*GOAL*:
Without including any pictures, write out all the entries exactly.

┄┄┄┄┄┄┄┄┄┄

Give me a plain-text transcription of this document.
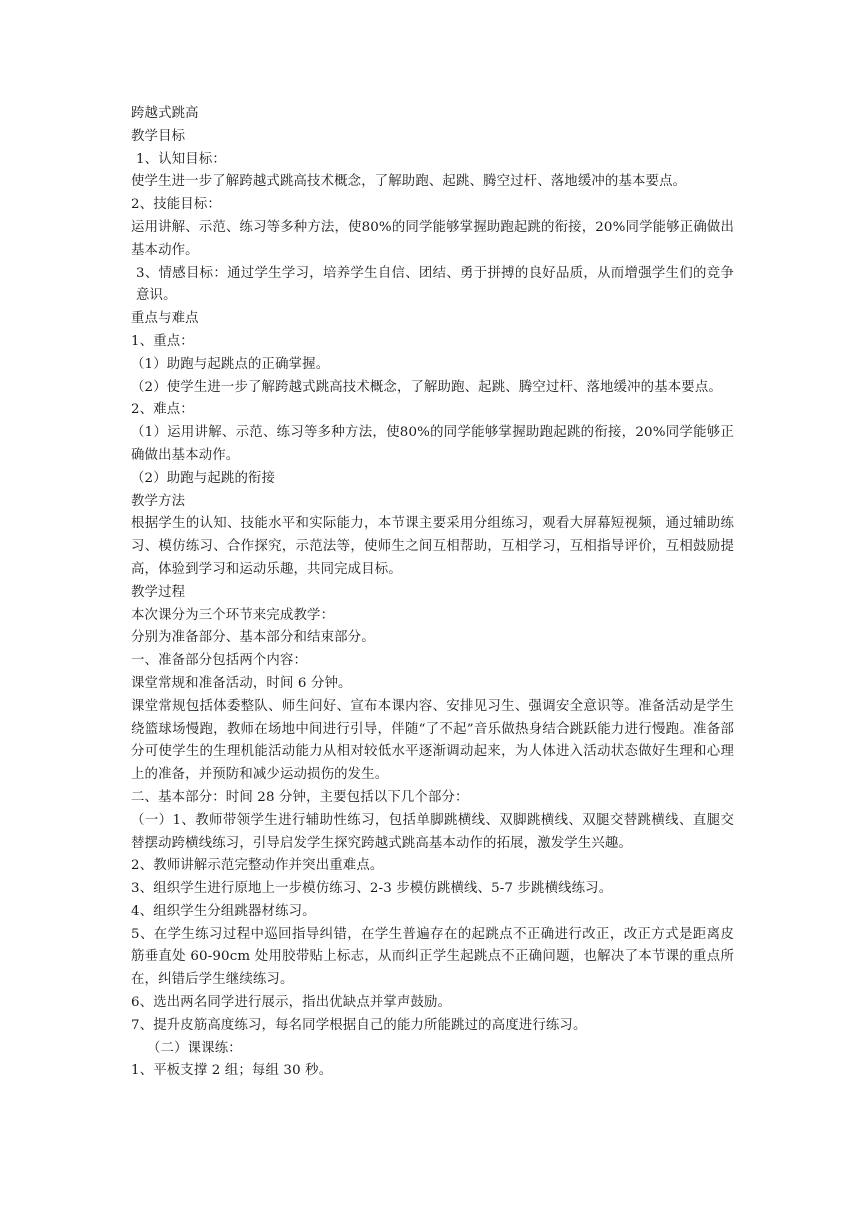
跨越式跳高

教学目标

1、认知目标：

使学生进一步了解跨越式跳高技术概念，了解助跑、起跳、腾空过杆、落地缓冲的基本要点。

2、技能目标：

运用讲解、示范、练习等多种方法，使80%的同学能够掌握助跑起跳的衔接，20%同学能够正确做出基本动作。

3、情感目标：通过学生学习，培养学生自信、团结、勇于拼搏的良好品质，从而增强学生们的竞争意识。

重点与难点

1、重点：

（1）助跑与起跳点的正确掌握。

（2）使学生进一步了解跨越式跳高技术概念，了解助跑、起跳、腾空过杆、落地缓冲的基本要点。

2、难点：

（1）运用讲解、示范、练习等多种方法，使80%的同学能够掌握助跑起跳的衔接，20%同学能够正确做出基本动作。

（2）助跑与起跳的衔接

教学方法

根据学生的认知、技能水平和实际能力，本节课主要采用分组练习，观看大屏幕短视频，通过辅助练习、模仿练习、合作探究，示范法等，使师生之间互相帮助，互相学习，互相指导评价，互相鼓励提高，体验到学习和运动乐趣，共同完成目标。

教学过程

本次课分为三个环节来完成教学：

分别为准备部分、基本部分和结束部分。

一、准备部分包括两个内容：

课堂常规和准备活动，时间 6 分钟。

课堂常规包括体委整队、师生问好、宣布本课内容、安排见习生、强调安全意识等。准备活动是学生绕篮球场慢跑，教师在场地中间进行引导，伴随“了不起”音乐做热身结合跳跃能力进行慢跑。准备部分可使学生的生理机能活动能力从相对较低水平逐渐调动起来，为人体进入活动状态做好生理和心理上的准备，并预防和减少运动损伤的发生。

二、基本部分：时间 28 分钟，主要包括以下几个部分：

（一）1、教师带领学生进行辅助性练习，包括单脚跳横线、双脚跳横线、双腿交替跳横线、直腿交替摆动跨横线练习，引导启发学生探究跨越式跳高基本动作的拓展，激发学生兴趣。

2、教师讲解示范完整动作并突出重难点。

3、组织学生进行原地上一步模仿练习、2-3 步模仿跳横线、5-7 步跳横线练习。

4、组织学生分组跳器材练习。

5、在学生练习过程中巡回指导纠错，在学生普遍存在的起跳点不正确进行改正，改正方式是距离皮筋垂直处 60-90cm 处用胶带贴上标志，从而纠正学生起跳点不正确问题，也解决了本节课的重点所在，纠错后学生继续练习。

6、选出两名同学进行展示，指出优缺点并掌声鼓励。

7、提升皮筋高度练习，每名同学根据自己的能力所能跳过的高度进行练习。

（二）课课练：

1、平板支撑 2 组；每组 30 秒。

┄┄┄┄┄┄┄┄┄┄

*TASK ANSWER*:
Give me a plain-text transcription of this document.
跨越式跳高

教学目标

1、认知目标：

使学生进一步了解跨越式跳高技术概念，了解助跑、起跳、腾空过杆、落地缓冲的基本要点。

2、技能目标：

运用讲解、示范、练习等多种方法，使80%的同学能够掌握助跑起跳的衔接，20%同学能够正确做出基本动作。

3、情感目标：通过学生学习，培养学生自信、团结、勇于拼搏的良好品质，从而增强学生们的竞争意识。

重点与难点

1、重点：

（1）助跑与起跳点的正确掌握。

（2）使学生进一步了解跨越式跳高技术概念，了解助跑、起跳、腾空过杆、落地缓冲的基本要点。

2、难点：

（1）运用讲解、示范、练习等多种方法，使80%的同学能够掌握助跑起跳的衔接，20%同学能够正确做出基本动作。

（2）助跑与起跳的衔接

教学方法

根据学生的认知、技能水平和实际能力，本节课主要采用分组练习，观看大屏幕短视频，通过辅助练习、模仿练习、合作探究，示范法等，使师生之间互相帮助，互相学习，互相指导评价，互相鼓励提高，体验到学习和运动乐趣，共同完成目标。

教学过程

本次课分为三个环节来完成教学：

分别为准备部分、基本部分和结束部分。

一、准备部分包括两个内容：

课堂常规和准备活动，时间 6 分钟。

课堂常规包括体委整队、师生问好、宣布本课内容、安排见习生、强调安全意识等。准备活动是学生绕篮球场慢跑，教师在场地中间进行引导，伴随“了不起”音乐做热身结合跳跃能力进行慢跑。准备部分可使学生的生理机能活动能力从相对较低水平逐渐调动起来，为人体进入活动状态做好生理和心理上的准备，并预防和减少运动损伤的发生。

二、基本部分：时间 28 分钟，主要包括以下几个部分：

（一）1、教师带领学生进行辅助性练习，包括单脚跳横线、双脚跳横线、双腿交替跳横线、直腿交替摆动跨横线练习，引导启发学生探究跨越式跳高基本动作的拓展，激发学生兴趣。

2、教师讲解示范完整动作并突出重难点。

3、组织学生进行原地上一步模仿练习、2-3 步模仿跳横线、5-7 步跳横线练习。

4、组织学生分组跳器材练习。

5、在学生练习过程中巡回指导纠错，在学生普遍存在的起跳点不正确进行改正，改正方式是距离皮筋垂直处 60-90cm 处用胶带贴上标志，从而纠正学生起跳点不正确问题，也解决了本节课的重点所在，纠错后学生继续练习。

6、选出两名同学进行展示，指出优缺点并掌声鼓励。

7、提升皮筋高度练习，每名同学根据自己的能力所能跳过的高度进行练习。

（二）课课练：

1、平板支撑 2 组；每组 30 秒。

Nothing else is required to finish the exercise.